**Information provided:**
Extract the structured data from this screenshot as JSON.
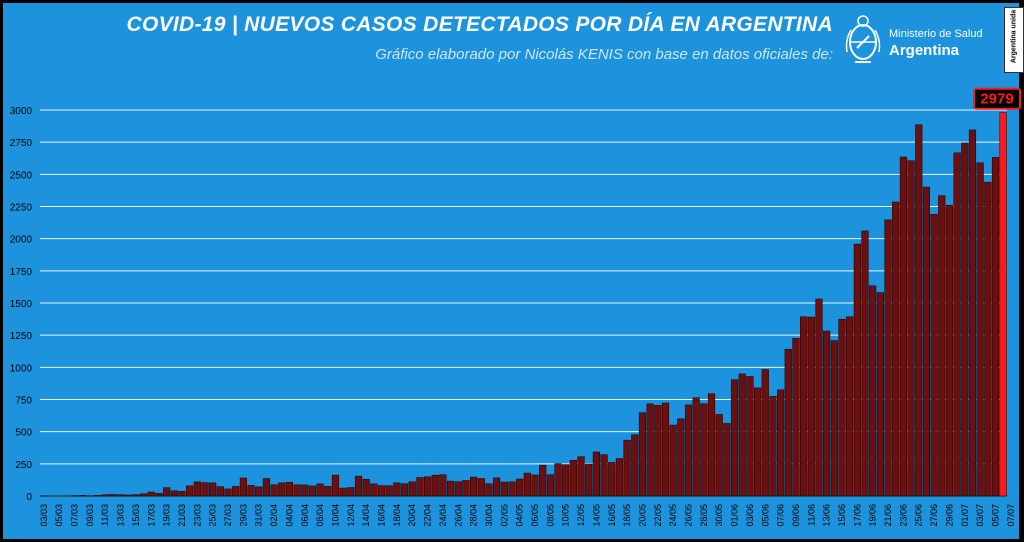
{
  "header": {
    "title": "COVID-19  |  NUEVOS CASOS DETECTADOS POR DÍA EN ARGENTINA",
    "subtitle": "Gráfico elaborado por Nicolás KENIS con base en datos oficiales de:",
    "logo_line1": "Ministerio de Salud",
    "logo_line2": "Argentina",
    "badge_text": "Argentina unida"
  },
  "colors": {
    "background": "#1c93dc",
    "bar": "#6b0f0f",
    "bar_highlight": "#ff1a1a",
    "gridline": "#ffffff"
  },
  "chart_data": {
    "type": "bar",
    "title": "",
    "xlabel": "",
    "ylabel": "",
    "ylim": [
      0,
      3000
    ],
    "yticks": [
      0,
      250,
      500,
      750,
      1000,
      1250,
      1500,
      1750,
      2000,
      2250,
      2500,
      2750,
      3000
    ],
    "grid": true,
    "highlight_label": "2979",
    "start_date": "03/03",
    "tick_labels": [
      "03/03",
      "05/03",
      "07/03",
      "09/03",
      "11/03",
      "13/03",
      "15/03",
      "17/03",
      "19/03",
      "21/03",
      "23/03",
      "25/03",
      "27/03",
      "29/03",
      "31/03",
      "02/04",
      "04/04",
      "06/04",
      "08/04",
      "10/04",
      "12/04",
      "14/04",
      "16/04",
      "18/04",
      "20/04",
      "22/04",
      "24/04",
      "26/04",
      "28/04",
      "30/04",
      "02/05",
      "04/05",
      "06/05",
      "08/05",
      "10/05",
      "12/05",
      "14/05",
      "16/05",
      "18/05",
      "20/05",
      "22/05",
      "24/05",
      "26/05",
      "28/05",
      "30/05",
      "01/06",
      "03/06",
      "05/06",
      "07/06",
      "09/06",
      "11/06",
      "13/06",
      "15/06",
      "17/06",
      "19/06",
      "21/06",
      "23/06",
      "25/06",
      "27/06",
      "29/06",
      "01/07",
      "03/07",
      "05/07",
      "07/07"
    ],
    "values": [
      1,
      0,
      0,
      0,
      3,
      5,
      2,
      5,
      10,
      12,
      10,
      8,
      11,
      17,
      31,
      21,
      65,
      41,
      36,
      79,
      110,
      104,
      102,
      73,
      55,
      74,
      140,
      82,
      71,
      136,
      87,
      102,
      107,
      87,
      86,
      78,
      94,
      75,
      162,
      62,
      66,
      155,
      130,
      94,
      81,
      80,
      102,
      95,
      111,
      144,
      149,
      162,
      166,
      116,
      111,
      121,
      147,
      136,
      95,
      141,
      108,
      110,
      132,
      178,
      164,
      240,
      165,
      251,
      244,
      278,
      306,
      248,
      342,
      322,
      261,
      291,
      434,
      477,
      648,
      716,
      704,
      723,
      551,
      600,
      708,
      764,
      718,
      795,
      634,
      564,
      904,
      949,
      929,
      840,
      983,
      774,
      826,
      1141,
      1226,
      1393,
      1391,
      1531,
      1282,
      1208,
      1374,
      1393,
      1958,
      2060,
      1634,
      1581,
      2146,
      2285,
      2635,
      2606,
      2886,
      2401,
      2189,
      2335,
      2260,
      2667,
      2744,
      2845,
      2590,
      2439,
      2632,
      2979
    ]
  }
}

* * *

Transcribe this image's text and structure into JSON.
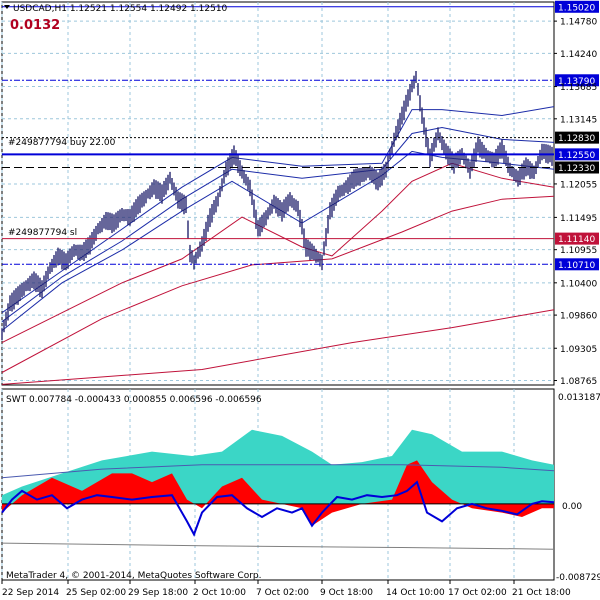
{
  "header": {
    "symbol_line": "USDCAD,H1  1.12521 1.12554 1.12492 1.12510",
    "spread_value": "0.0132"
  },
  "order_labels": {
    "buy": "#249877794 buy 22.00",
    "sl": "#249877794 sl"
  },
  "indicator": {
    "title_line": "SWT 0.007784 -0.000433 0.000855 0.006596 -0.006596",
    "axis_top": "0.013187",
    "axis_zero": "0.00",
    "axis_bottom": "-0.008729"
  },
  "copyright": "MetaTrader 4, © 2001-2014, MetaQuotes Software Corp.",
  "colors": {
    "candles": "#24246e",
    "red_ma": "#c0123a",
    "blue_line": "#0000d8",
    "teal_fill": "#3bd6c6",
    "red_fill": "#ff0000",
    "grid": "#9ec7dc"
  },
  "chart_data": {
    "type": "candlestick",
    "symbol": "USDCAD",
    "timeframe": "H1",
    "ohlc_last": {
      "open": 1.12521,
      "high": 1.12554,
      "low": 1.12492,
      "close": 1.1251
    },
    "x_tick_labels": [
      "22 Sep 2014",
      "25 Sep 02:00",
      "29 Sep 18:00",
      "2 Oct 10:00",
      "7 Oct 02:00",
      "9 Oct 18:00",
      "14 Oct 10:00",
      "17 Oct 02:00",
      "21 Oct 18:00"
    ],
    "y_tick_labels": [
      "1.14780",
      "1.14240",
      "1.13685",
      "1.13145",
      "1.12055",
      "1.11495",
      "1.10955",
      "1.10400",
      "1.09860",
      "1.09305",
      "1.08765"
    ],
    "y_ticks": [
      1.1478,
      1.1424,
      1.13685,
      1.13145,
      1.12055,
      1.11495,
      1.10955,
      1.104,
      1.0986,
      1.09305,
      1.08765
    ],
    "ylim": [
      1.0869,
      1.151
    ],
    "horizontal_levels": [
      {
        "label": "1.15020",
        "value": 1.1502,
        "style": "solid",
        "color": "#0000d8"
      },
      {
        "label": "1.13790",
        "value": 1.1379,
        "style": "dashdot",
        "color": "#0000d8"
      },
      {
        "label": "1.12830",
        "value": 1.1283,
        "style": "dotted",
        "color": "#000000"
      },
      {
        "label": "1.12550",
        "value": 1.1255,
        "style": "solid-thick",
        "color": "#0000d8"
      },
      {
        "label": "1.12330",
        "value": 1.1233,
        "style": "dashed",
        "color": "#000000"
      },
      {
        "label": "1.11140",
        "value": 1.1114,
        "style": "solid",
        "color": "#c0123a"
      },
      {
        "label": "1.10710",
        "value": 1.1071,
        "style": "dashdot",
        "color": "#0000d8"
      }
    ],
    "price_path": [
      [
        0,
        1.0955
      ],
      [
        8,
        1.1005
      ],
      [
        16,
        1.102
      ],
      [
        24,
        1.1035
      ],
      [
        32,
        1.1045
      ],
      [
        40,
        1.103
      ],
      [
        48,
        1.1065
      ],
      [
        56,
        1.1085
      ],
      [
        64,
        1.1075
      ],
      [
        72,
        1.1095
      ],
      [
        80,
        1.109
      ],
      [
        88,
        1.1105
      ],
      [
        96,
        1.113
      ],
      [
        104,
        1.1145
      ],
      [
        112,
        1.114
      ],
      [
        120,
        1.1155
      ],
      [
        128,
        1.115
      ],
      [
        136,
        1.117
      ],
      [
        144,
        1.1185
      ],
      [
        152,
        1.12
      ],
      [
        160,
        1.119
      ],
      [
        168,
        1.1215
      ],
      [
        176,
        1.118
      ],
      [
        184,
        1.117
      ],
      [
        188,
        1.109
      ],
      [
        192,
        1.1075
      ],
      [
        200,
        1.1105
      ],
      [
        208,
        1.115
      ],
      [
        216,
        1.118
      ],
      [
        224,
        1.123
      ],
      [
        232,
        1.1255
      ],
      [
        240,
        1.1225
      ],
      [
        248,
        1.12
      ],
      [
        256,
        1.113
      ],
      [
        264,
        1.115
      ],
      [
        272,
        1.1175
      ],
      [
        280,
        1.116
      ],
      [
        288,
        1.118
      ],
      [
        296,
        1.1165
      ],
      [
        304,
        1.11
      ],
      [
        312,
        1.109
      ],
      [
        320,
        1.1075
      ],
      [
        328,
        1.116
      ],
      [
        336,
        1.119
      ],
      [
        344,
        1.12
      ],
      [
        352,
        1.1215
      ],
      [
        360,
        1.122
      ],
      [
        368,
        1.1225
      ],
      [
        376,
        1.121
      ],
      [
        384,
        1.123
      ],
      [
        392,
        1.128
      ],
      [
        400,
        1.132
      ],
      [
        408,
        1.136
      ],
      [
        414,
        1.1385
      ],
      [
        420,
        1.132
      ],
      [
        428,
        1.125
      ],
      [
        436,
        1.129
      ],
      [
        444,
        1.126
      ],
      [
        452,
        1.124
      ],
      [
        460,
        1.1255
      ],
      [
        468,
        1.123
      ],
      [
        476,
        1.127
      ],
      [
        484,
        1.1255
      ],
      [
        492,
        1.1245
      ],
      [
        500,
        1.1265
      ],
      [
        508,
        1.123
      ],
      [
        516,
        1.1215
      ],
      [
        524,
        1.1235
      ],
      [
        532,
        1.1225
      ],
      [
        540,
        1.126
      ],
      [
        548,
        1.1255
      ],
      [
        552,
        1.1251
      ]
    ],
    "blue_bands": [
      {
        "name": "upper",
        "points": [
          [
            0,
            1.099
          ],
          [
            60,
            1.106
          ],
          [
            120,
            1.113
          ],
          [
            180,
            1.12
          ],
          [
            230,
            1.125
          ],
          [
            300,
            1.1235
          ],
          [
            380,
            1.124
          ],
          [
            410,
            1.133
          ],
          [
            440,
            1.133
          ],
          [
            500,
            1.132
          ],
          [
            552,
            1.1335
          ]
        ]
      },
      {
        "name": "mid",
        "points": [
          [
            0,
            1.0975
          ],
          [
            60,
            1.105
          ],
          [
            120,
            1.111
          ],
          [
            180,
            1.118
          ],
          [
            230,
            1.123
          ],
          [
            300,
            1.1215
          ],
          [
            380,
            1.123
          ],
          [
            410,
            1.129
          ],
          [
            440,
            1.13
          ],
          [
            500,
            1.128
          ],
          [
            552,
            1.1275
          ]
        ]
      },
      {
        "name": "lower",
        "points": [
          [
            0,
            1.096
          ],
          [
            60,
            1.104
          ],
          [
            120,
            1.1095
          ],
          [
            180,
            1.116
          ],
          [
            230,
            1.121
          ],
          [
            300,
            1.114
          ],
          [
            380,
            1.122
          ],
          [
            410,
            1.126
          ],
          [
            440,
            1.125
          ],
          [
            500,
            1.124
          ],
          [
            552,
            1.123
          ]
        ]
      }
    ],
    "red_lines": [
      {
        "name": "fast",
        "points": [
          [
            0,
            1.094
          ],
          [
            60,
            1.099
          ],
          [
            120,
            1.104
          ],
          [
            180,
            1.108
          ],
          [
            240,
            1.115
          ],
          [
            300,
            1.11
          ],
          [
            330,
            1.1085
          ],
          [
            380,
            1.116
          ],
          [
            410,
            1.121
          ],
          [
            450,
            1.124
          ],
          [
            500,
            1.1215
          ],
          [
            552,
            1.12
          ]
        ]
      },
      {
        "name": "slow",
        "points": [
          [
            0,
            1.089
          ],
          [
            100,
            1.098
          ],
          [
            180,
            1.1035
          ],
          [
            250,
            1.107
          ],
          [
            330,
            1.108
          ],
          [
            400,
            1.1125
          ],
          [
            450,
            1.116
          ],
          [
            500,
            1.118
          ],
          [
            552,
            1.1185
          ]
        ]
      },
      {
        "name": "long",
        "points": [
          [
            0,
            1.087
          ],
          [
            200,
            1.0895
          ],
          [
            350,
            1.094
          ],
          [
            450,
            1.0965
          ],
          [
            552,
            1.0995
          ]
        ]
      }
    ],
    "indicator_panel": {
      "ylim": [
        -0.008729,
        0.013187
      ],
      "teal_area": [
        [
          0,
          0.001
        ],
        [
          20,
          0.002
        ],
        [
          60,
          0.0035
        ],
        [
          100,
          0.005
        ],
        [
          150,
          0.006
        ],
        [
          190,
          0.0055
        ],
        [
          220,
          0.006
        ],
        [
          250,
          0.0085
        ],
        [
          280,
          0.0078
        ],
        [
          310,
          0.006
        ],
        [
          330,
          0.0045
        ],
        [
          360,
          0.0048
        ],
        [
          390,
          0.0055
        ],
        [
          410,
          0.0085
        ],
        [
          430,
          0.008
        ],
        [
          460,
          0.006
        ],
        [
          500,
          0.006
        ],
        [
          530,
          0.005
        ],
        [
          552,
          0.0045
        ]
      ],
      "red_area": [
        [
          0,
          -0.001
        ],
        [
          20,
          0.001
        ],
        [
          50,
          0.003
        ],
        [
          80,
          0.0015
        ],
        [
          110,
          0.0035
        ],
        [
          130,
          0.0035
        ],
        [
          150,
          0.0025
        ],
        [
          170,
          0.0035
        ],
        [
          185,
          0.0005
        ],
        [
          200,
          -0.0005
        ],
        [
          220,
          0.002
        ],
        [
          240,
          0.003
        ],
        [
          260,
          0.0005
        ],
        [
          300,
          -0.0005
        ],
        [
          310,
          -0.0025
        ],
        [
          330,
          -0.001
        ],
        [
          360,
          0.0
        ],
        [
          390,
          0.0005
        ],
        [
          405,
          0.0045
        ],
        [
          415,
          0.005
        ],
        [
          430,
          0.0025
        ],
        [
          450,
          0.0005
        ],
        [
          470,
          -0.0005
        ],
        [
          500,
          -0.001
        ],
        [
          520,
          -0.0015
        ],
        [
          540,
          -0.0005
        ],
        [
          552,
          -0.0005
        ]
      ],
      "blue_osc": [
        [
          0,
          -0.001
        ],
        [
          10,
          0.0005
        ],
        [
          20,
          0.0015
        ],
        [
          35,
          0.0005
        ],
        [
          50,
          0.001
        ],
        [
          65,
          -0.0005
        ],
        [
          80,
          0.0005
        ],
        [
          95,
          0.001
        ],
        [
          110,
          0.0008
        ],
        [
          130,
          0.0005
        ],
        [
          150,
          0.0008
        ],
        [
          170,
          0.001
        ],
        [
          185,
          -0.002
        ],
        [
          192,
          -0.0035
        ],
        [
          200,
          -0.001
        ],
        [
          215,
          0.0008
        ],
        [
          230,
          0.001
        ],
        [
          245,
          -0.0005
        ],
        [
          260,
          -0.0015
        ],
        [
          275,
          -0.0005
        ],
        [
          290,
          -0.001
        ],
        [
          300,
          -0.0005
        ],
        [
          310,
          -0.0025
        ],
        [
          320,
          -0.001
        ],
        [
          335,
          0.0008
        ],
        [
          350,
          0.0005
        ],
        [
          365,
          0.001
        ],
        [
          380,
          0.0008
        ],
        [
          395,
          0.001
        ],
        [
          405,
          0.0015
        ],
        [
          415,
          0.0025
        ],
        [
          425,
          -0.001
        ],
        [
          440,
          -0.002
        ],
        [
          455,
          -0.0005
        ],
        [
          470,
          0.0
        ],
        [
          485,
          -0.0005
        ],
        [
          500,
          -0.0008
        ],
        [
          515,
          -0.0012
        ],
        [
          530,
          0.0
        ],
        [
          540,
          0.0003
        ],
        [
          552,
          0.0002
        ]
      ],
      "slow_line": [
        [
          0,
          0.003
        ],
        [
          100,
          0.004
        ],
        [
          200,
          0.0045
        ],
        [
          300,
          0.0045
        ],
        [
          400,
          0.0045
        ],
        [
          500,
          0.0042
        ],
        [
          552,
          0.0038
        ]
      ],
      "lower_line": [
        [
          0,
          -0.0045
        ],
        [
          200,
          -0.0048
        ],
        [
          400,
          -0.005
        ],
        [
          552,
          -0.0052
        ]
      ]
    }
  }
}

**Your instructions:** Track down every line of the material containing the string "JSON", and copy it.

**Expected answer:**
Extract the structured data from this screenshot as JSON.
Transcribe this image's text and structure into JSON.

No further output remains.